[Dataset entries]
- - - -

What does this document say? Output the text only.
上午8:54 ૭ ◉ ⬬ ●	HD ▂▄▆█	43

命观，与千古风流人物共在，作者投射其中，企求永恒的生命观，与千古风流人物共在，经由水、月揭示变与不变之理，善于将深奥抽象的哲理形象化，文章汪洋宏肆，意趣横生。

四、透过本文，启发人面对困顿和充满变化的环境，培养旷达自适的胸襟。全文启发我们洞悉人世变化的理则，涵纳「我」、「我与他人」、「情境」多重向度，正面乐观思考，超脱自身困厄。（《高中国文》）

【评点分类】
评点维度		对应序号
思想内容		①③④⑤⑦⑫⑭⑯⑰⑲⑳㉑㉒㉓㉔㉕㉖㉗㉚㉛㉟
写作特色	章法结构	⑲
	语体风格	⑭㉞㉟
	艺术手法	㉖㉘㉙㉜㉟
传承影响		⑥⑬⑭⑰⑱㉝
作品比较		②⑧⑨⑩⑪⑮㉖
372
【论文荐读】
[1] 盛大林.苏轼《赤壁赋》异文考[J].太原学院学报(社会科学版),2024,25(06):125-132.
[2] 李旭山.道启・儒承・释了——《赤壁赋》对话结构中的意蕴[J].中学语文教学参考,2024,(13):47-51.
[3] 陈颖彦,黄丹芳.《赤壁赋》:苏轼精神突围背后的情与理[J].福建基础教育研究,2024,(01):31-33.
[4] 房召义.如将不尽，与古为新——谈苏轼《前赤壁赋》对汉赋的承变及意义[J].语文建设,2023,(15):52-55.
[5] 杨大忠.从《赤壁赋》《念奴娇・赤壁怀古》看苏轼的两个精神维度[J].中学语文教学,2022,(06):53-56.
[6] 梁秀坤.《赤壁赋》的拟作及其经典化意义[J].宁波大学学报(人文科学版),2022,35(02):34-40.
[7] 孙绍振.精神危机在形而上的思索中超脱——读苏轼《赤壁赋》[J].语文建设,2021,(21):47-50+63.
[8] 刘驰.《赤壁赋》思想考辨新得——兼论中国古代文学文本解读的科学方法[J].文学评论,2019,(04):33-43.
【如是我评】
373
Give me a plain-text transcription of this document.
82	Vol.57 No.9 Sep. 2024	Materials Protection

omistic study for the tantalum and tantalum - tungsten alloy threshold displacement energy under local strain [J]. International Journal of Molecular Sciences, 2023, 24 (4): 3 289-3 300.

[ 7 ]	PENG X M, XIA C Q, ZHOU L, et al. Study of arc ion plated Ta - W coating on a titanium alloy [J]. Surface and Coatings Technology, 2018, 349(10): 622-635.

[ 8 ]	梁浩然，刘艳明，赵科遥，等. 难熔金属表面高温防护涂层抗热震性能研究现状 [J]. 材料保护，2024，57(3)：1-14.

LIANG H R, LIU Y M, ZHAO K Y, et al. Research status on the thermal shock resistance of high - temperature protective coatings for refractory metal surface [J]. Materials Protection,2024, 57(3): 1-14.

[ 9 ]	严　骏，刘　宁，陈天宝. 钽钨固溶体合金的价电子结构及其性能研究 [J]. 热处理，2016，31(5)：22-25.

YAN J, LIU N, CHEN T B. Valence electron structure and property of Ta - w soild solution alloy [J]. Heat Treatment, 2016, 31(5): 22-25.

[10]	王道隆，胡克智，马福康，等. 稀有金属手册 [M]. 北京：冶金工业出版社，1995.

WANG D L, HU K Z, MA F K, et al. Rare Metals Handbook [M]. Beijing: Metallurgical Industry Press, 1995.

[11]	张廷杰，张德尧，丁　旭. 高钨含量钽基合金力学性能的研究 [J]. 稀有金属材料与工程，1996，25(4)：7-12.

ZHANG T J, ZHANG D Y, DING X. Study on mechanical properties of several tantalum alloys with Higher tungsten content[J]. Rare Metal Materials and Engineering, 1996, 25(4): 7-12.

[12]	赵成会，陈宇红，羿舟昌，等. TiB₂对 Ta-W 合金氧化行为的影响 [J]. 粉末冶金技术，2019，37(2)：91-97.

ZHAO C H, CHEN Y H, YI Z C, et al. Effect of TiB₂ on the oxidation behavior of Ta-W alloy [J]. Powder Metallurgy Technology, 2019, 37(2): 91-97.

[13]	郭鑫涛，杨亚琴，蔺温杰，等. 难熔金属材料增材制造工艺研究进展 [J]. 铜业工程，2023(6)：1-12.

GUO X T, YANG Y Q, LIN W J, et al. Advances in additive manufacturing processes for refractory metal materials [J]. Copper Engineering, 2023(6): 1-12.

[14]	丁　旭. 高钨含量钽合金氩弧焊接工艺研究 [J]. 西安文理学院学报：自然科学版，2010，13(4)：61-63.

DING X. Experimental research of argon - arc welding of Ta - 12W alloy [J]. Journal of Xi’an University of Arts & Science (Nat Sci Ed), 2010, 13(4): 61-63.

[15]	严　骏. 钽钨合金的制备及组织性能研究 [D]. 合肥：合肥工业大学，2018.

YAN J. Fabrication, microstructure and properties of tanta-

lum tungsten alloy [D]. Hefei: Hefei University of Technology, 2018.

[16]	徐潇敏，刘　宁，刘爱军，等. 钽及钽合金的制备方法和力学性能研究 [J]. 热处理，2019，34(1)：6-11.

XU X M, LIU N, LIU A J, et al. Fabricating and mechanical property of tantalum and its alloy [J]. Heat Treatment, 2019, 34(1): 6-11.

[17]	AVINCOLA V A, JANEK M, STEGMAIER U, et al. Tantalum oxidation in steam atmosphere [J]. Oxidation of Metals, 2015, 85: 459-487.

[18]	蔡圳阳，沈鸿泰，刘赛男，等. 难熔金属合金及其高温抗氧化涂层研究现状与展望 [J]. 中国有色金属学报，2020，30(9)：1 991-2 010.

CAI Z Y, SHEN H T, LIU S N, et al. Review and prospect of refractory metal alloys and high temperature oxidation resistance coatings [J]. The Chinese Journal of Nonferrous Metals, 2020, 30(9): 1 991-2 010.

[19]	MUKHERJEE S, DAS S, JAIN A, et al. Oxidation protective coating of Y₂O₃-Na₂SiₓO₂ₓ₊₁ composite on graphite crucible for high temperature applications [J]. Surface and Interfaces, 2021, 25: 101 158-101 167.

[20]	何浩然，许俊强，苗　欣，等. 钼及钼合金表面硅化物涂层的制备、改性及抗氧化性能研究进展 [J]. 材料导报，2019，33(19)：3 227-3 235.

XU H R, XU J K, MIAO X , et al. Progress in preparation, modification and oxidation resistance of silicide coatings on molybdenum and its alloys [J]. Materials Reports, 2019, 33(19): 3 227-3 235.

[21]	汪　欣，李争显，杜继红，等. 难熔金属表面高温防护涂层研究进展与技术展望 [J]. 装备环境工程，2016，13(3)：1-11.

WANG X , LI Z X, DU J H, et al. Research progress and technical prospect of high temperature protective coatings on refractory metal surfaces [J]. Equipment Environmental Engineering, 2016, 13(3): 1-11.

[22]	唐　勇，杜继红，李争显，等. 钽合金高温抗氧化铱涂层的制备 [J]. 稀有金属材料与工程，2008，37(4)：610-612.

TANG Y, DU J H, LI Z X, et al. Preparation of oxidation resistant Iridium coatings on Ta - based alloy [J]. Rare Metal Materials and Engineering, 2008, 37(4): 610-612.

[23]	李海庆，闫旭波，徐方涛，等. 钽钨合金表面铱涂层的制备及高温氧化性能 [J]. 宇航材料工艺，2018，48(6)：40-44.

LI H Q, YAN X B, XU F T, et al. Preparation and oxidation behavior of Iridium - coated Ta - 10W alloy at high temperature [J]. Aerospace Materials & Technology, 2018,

- - - -

All lines that include "University" are to be gathered and copied.

DING X. Experimental research of argon - arc welding of Ta - 12W alloy [J]. Journal of Xi’an University of Arts & Science (Nat Sci Ed), 2010, 13(4): 61-63.
lum tungsten alloy [D]. Hefei: Hefei University of Technology, 2018.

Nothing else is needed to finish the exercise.